## Aim of the exercise
Copy every one of the rows below word for word, with nothing changed.

[Records of where elements appear]
>>>>>

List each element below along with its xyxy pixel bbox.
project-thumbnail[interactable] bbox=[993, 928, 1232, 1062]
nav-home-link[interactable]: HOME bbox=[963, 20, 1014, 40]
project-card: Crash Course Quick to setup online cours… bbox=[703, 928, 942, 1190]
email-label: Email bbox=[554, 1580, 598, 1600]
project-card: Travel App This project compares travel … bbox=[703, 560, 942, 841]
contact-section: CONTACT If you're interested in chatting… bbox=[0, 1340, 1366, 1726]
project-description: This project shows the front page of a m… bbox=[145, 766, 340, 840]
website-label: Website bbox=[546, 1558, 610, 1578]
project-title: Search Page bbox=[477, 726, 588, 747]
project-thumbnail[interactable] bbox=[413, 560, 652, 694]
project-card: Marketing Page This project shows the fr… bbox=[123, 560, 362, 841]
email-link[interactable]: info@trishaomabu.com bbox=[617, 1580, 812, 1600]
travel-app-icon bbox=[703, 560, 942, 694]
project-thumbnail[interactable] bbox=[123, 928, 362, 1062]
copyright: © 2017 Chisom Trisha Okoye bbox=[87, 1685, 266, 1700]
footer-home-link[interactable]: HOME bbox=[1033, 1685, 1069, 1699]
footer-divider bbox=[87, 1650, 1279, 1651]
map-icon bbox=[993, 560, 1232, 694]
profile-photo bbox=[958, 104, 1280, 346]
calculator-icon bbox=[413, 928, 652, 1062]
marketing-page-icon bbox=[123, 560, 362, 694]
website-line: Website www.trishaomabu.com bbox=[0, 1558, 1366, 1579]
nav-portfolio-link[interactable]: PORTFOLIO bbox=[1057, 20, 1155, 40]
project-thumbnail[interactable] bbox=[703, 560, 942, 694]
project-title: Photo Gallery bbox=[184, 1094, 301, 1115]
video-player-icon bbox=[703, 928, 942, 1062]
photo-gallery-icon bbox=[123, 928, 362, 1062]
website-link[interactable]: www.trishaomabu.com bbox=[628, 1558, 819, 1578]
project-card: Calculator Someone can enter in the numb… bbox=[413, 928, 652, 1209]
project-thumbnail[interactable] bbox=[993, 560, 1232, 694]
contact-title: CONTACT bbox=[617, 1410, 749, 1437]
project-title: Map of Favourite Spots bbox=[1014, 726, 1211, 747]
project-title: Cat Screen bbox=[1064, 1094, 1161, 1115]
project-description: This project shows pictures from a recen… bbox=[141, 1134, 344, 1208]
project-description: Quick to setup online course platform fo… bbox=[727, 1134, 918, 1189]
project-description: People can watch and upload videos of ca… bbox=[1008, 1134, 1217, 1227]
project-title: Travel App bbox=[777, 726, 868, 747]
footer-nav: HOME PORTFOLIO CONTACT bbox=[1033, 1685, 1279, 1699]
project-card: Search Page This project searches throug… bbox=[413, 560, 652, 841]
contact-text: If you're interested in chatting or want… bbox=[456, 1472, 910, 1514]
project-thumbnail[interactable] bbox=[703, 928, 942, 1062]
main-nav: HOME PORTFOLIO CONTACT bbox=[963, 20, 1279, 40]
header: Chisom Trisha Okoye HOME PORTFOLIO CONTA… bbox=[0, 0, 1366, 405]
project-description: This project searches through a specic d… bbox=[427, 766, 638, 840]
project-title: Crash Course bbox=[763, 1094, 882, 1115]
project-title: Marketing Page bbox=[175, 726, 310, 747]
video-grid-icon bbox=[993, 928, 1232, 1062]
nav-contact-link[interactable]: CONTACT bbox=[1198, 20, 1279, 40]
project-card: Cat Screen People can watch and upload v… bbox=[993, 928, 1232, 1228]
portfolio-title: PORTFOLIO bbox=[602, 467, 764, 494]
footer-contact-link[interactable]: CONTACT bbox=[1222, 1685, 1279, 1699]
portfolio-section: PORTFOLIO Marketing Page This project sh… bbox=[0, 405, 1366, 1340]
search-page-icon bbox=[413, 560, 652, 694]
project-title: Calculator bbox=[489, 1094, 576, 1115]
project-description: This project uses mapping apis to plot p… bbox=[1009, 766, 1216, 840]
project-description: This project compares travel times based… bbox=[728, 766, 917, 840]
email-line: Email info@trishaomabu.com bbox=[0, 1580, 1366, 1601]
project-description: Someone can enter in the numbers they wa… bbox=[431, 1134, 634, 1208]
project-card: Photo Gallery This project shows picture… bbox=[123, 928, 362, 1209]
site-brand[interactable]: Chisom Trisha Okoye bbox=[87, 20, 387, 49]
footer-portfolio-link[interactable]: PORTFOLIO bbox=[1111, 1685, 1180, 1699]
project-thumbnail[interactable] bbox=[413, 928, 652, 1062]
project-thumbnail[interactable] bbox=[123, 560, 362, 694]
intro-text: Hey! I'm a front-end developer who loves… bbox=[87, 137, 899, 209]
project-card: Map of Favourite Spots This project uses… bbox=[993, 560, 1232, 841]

<<<<<

## Exercise response
List each element below along with its xyxy pixel bbox.
project-thumbnail[interactable] bbox=[993, 928, 1232, 1062]
nav-home-link[interactable]: HOME bbox=[963, 20, 1014, 40]
project-card: Crash Course Quick to setup online cours… bbox=[703, 928, 942, 1190]
email-label: Email bbox=[554, 1580, 598, 1600]
project-card: Travel App This project compares travel … bbox=[703, 560, 942, 841]
contact-section: CONTACT If you're interested in chatting… bbox=[0, 1340, 1366, 1726]
project-description: This project shows the front page of a m… bbox=[145, 766, 340, 840]
website-label: Website bbox=[546, 1558, 610, 1578]
project-title: Search Page bbox=[477, 726, 588, 747]
project-thumbnail[interactable] bbox=[413, 560, 652, 694]
project-card: Marketing Page This project shows the fr… bbox=[123, 560, 362, 841]
email-link[interactable]: info@trishaomabu.com bbox=[617, 1580, 812, 1600]
travel-app-icon bbox=[703, 560, 942, 694]
project-thumbnail[interactable] bbox=[123, 928, 362, 1062]
copyright: © 2017 Chisom Trisha Okoye bbox=[87, 1685, 266, 1700]
footer-home-link[interactable]: HOME bbox=[1033, 1685, 1069, 1699]
footer-divider bbox=[87, 1650, 1279, 1651]
map-icon bbox=[993, 560, 1232, 694]
profile-photo bbox=[958, 104, 1280, 346]
calculator-icon bbox=[413, 928, 652, 1062]
marketing-page-icon bbox=[123, 560, 362, 694]
website-line: Website www.trishaomabu.com bbox=[0, 1558, 1366, 1579]
nav-portfolio-link[interactable]: PORTFOLIO bbox=[1057, 20, 1155, 40]
project-thumbnail[interactable] bbox=[703, 560, 942, 694]
project-title: Photo Gallery bbox=[184, 1094, 301, 1115]
video-player-icon bbox=[703, 928, 942, 1062]
photo-gallery-icon bbox=[123, 928, 362, 1062]
website-link[interactable]: www.trishaomabu.com bbox=[628, 1558, 819, 1578]
project-card: Calculator Someone can enter in the numb… bbox=[413, 928, 652, 1209]
project-thumbnail[interactable] bbox=[993, 560, 1232, 694]
contact-title: CONTACT bbox=[617, 1410, 749, 1437]
project-title: Map of Favourite Spots bbox=[1014, 726, 1211, 747]
project-title: Cat Screen bbox=[1064, 1094, 1161, 1115]
project-description: This project shows pictures from a recen… bbox=[141, 1134, 344, 1208]
project-description: Quick to setup online course platform fo… bbox=[727, 1134, 918, 1189]
project-description: People can watch and upload videos of ca… bbox=[1008, 1134, 1217, 1227]
project-title: Travel App bbox=[777, 726, 868, 747]
footer-nav: HOME PORTFOLIO CONTACT bbox=[1033, 1685, 1279, 1699]
project-card: Search Page This project searches throug… bbox=[413, 560, 652, 841]
contact-text: If you're interested in chatting or want… bbox=[456, 1472, 910, 1514]
project-thumbnail[interactable] bbox=[703, 928, 942, 1062]
main-nav: HOME PORTFOLIO CONTACT bbox=[963, 20, 1279, 40]
header: Chisom Trisha Okoye HOME PORTFOLIO CONTA… bbox=[0, 0, 1366, 405]
project-description: This project searches through a specic d… bbox=[427, 766, 638, 840]
project-title: Crash Course bbox=[763, 1094, 882, 1115]
project-title: Marketing Page bbox=[175, 726, 310, 747]
video-grid-icon bbox=[993, 928, 1232, 1062]
nav-contact-link[interactable]: CONTACT bbox=[1198, 20, 1279, 40]
project-card: Cat Screen People can watch and upload v… bbox=[993, 928, 1232, 1228]
portfolio-title: PORTFOLIO bbox=[602, 467, 764, 494]
footer-contact-link[interactable]: CONTACT bbox=[1222, 1685, 1279, 1699]
portfolio-section: PORTFOLIO Marketing Page This project sh… bbox=[0, 405, 1366, 1340]
search-page-icon bbox=[413, 560, 652, 694]
project-title: Calculator bbox=[489, 1094, 576, 1115]
project-description: This project uses mapping apis to plot p… bbox=[1009, 766, 1216, 840]
project-description: This project compares travel times based… bbox=[728, 766, 917, 840]
email-line: Email info@trishaomabu.com bbox=[0, 1580, 1366, 1601]
project-description: Someone can enter in the numbers they wa… bbox=[431, 1134, 634, 1208]
project-card: Photo Gallery This project shows picture… bbox=[123, 928, 362, 1209]
site-brand[interactable]: Chisom Trisha Okoye bbox=[87, 20, 387, 49]
footer-portfolio-link[interactable]: PORTFOLIO bbox=[1111, 1685, 1180, 1699]
project-thumbnail[interactable] bbox=[413, 928, 652, 1062]
project-thumbnail[interactable] bbox=[123, 560, 362, 694]
intro-text: Hey! I'm a front-end developer who loves… bbox=[87, 137, 899, 209]
project-card: Map of Favourite Spots This project uses… bbox=[993, 560, 1232, 841]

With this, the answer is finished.